### [Set problem]
Pull out every line from the listing that has the word "color".

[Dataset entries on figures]
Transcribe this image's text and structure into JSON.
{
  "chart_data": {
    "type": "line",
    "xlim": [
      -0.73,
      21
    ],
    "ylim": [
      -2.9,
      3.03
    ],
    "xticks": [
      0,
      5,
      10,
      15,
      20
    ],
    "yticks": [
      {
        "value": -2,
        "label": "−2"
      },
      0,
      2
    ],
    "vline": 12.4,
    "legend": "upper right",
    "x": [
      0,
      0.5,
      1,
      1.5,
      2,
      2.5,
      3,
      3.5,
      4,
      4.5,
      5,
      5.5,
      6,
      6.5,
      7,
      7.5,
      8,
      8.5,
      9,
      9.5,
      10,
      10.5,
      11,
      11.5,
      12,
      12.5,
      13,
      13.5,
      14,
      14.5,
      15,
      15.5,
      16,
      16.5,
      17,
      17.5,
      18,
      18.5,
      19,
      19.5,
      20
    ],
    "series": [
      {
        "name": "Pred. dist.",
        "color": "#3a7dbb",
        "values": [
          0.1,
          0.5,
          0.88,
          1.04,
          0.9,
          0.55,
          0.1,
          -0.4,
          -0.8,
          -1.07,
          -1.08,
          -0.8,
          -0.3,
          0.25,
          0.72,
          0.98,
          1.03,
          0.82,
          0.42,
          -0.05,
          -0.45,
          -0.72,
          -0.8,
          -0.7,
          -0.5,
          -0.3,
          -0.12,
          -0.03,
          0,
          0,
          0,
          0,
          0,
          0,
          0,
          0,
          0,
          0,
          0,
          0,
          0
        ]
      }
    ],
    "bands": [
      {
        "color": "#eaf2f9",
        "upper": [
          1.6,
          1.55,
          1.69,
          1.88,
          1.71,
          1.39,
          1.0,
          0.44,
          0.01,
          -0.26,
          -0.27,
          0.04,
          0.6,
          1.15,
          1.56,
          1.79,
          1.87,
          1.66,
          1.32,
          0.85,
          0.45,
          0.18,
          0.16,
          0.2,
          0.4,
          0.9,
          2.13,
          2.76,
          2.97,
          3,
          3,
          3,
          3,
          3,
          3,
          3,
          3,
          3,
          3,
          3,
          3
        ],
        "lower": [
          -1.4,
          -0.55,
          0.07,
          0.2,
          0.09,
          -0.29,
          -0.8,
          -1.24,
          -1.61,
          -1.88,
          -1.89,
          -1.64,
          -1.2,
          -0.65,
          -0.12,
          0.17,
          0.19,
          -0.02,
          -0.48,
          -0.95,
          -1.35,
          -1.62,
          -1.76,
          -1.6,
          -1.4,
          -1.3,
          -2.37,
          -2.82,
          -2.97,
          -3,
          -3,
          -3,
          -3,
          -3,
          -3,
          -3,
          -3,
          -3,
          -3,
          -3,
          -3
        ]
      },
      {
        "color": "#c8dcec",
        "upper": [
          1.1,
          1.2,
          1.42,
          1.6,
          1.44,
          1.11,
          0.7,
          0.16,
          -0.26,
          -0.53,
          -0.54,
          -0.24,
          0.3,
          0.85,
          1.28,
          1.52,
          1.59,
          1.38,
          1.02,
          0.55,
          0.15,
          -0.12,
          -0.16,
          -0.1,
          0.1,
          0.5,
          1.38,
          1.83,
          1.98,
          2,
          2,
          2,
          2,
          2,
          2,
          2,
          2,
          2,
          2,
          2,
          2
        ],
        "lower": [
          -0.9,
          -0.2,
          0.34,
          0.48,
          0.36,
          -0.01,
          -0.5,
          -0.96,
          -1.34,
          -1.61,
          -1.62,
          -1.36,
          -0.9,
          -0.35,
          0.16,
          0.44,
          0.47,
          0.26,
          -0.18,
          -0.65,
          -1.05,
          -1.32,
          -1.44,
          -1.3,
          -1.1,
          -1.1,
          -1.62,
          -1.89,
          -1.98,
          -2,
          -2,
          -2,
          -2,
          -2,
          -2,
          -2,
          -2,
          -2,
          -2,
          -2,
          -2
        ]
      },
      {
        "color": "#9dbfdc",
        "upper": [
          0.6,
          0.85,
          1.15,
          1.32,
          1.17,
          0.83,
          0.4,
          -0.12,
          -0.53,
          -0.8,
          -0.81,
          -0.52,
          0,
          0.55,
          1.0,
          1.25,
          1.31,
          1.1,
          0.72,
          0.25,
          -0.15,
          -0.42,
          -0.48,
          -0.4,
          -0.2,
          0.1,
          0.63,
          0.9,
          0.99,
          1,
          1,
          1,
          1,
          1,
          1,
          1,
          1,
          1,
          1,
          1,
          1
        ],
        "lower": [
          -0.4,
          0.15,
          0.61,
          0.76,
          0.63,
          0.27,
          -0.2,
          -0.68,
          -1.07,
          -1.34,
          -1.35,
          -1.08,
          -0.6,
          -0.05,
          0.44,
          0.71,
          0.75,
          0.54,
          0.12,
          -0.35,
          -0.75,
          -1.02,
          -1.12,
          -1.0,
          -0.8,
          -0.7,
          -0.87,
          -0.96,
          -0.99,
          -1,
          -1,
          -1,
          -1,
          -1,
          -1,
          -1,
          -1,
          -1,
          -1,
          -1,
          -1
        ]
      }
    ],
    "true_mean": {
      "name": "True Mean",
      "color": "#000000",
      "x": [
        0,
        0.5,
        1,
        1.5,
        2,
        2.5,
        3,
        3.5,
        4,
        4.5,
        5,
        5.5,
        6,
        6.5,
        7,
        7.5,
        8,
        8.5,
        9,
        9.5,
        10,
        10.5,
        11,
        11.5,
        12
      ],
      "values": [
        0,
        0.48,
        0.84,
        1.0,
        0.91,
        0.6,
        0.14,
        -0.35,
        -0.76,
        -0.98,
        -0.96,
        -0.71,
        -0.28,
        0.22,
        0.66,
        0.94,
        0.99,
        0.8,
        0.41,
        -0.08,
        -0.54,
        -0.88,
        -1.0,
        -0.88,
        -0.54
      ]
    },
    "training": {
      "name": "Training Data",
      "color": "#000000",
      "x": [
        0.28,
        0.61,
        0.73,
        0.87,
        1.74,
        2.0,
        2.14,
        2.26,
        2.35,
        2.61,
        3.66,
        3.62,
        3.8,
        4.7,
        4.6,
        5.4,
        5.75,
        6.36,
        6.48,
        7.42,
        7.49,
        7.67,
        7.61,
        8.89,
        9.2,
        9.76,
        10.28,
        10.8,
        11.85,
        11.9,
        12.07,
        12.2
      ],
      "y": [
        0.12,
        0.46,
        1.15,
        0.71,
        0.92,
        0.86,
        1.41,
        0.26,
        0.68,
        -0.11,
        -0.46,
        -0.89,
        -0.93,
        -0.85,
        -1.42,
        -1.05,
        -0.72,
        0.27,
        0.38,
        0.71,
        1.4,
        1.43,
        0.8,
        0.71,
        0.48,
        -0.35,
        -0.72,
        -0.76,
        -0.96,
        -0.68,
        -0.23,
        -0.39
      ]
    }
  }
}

### [Task answer]
        "color": "#3a7dbb",
        "color": "#eaf2f9",
        "color": "#c8dcec",
        "color": "#9dbfdc",
      "color": "#000000",
      "color": "#000000",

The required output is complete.